Task to complete. Restate the listing that follows word for word, without its pictures.

Data supplied.

********

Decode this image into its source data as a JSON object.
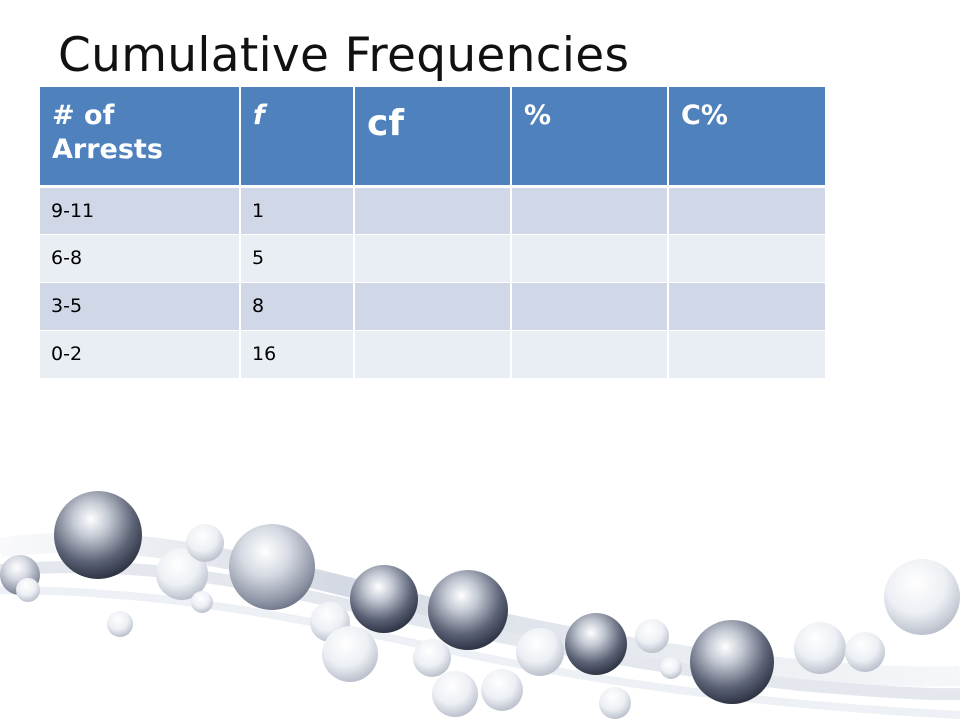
{
  "slide": {
    "title": "Cumulative Frequencies"
  },
  "table": {
    "headers": [
      "# of Arrests",
      "f",
      "cf",
      "%",
      "C%"
    ],
    "rows": [
      [
        "9-11",
        "1",
        "",
        "",
        ""
      ],
      [
        "6-8",
        "5",
        "",
        "",
        ""
      ],
      [
        "3-5",
        "8",
        "",
        "",
        ""
      ],
      [
        "0-2",
        "16",
        "",
        "",
        ""
      ]
    ]
  },
  "colors": {
    "header_fill": "#4f81bd",
    "row_band_1": "#d0d8e8",
    "row_band_2": "#e9edf4",
    "sphere_dark": "#3a4152",
    "sphere_light": "#ffffff"
  },
  "decoration": "glossy-spheres-wave"
}
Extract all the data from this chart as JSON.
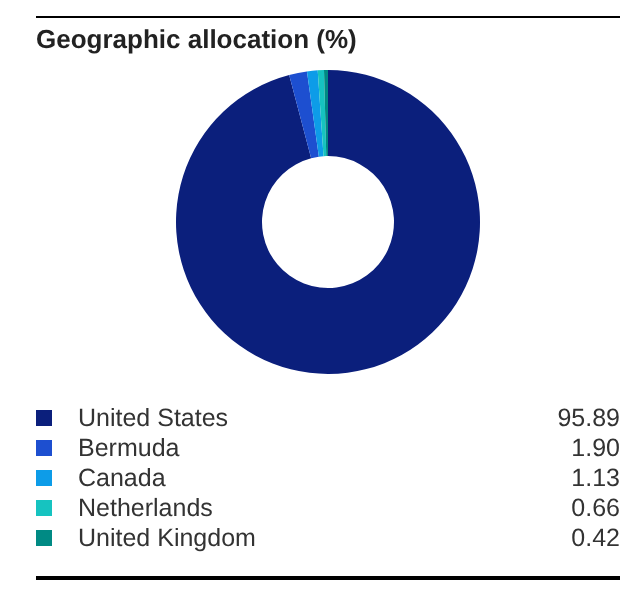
{
  "chart_data": {
    "type": "donut",
    "title": "Geographic allocation (%)",
    "categories": [
      "United States",
      "Bermuda",
      "Canada",
      "Netherlands",
      "United Kingdom"
    ],
    "values": [
      95.89,
      1.9,
      1.13,
      0.66,
      0.42
    ],
    "colors": [
      "#0b1f7c",
      "#1d4fd0",
      "#0d9ce8",
      "#16c3c0",
      "#008a84"
    ],
    "value_labels": [
      "95.89",
      "1.90",
      "1.13",
      "0.66",
      "0.42"
    ],
    "legend": "bottom"
  }
}
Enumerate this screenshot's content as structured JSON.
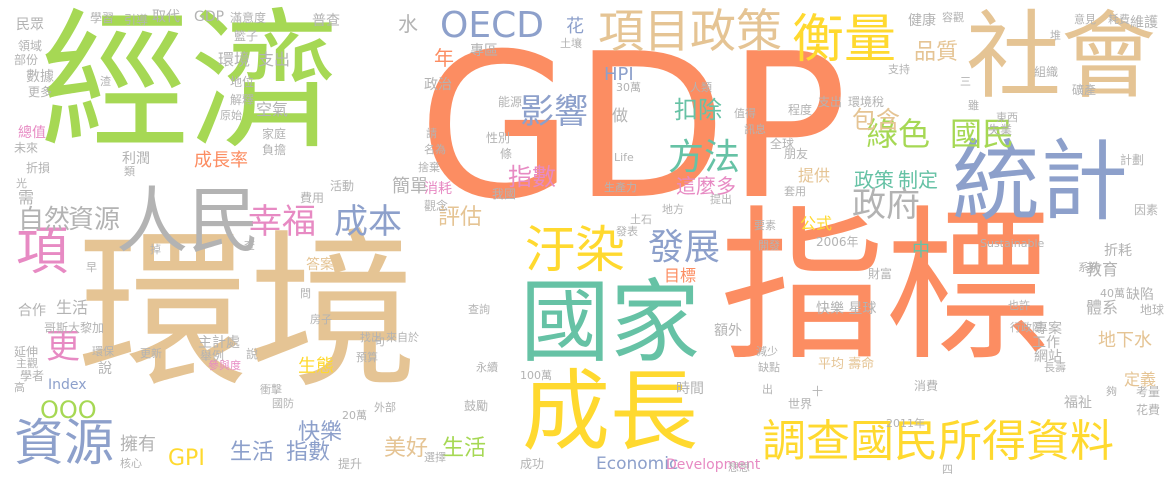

********

Problem solution.
Decode this image into its source data as a JSON object.
{
  "slide": {
    "title": "Cumulative Frequencies"
  },
  "table": {
    "headers": [
      "# of Arrests",
      "f",
      "cf",
      "%",
      "C%"
    ],
    "rows": [
      [
        "9-11",
        "1",
        "",
        "",
        ""
      ],
      [
        "6-8",
        "5",
        "",
        "",
        ""
      ],
      [
        "3-5",
        "8",
        "",
        "",
        ""
      ],
      [
        "0-2",
        "16",
        "",
        "",
        ""
      ]
    ]
  },
  "colors": {
    "header_fill": "#4f81bd",
    "row_band_1": "#d0d8e8",
    "row_band_2": "#e9edf4",
    "sphere_dark": "#3a4152",
    "sphere_light": "#ffffff"
  },
  "decoration": "glossy-spheres-wave"
}
Extract all the data from this chart as JSON.
{
  "chart_data": {
    "type": "donut",
    "title": "Geographic allocation (%)",
    "categories": [
      "United States",
      "Bermuda",
      "Canada",
      "Netherlands",
      "United Kingdom"
    ],
    "values": [
      95.89,
      1.9,
      1.13,
      0.66,
      0.42
    ],
    "colors": [
      "#0b1f7c",
      "#1d4fd0",
      "#0d9ce8",
      "#16c3c0",
      "#008a84"
    ],
    "value_labels": [
      "95.89",
      "1.90",
      "1.13",
      "0.66",
      "0.42"
    ],
    "legend": "bottom"
  }
}
Enumerate this screenshot's content as structured JSON.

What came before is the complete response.